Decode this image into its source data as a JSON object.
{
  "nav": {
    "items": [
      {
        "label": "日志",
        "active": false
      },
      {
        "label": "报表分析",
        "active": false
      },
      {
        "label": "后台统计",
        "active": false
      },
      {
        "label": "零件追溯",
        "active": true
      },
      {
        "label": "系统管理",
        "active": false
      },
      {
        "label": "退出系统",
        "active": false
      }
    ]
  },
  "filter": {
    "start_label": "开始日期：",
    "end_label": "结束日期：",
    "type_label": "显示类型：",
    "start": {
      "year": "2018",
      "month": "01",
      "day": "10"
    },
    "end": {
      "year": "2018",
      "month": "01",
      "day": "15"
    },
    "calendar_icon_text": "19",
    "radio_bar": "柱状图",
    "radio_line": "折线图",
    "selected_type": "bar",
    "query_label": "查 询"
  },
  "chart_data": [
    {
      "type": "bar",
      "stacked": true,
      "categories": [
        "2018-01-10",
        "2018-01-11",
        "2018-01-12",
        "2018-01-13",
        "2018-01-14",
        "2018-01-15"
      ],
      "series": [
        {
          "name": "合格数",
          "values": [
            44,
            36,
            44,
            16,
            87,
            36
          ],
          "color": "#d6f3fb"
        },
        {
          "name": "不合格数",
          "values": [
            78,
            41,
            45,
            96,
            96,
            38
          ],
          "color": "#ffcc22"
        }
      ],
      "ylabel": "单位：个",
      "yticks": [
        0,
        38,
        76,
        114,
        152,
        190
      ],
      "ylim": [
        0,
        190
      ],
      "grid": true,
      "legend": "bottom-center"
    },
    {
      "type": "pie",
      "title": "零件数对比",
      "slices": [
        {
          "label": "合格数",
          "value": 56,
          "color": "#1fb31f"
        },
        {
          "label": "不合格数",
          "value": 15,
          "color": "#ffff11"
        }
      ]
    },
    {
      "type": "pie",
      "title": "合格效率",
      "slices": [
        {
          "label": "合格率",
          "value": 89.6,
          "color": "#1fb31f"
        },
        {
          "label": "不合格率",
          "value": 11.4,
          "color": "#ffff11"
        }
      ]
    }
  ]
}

============================================================

* **SHORT PROBLEM**:
Please output the entire listing exactly as it stands.

* **EXERCISE SOLUTION**:
Decode this image into its source data as a JSON object.
{
  "nav": {
    "items": [
      {
        "label": "日志",
        "active": false
      },
      {
        "label": "报表分析",
        "active": false
      },
      {
        "label": "后台统计",
        "active": false
      },
      {
        "label": "零件追溯",
        "active": true
      },
      {
        "label": "系统管理",
        "active": false
      },
      {
        "label": "退出系统",
        "active": false
      }
    ]
  },
  "filter": {
    "start_label": "开始日期：",
    "end_label": "结束日期：",
    "type_label": "显示类型：",
    "start": {
      "year": "2018",
      "month": "01",
      "day": "10"
    },
    "end": {
      "year": "2018",
      "month": "01",
      "day": "15"
    },
    "calendar_icon_text": "19",
    "radio_bar": "柱状图",
    "radio_line": "折线图",
    "selected_type": "bar",
    "query_label": "查 询"
  },
  "chart_data": [
    {
      "type": "bar",
      "stacked": true,
      "categories": [
        "2018-01-10",
        "2018-01-11",
        "2018-01-12",
        "2018-01-13",
        "2018-01-14",
        "2018-01-15"
      ],
      "series": [
        {
          "name": "合格数",
          "values": [
            44,
            36,
            44,
            16,
            87,
            36
          ],
          "color": "#d6f3fb"
        },
        {
          "name": "不合格数",
          "values": [
            78,
            41,
            45,
            96,
            96,
            38
          ],
          "color": "#ffcc22"
        }
      ],
      "ylabel": "单位：个",
      "yticks": [
        0,
        38,
        76,
        114,
        152,
        190
      ],
      "ylim": [
        0,
        190
      ],
      "grid": true,
      "legend": "bottom-center"
    },
    {
      "type": "pie",
      "title": "零件数对比",
      "slices": [
        {
          "label": "合格数",
          "value": 56,
          "color": "#1fb31f"
        },
        {
          "label": "不合格数",
          "value": 15,
          "color": "#ffff11"
        }
      ]
    },
    {
      "type": "pie",
      "title": "合格效率",
      "slices": [
        {
          "label": "合格率",
          "value": 89.6,
          "color": "#1fb31f"
        },
        {
          "label": "不合格率",
          "value": 11.4,
          "color": "#ffff11"
        }
      ]
    }
  ]
}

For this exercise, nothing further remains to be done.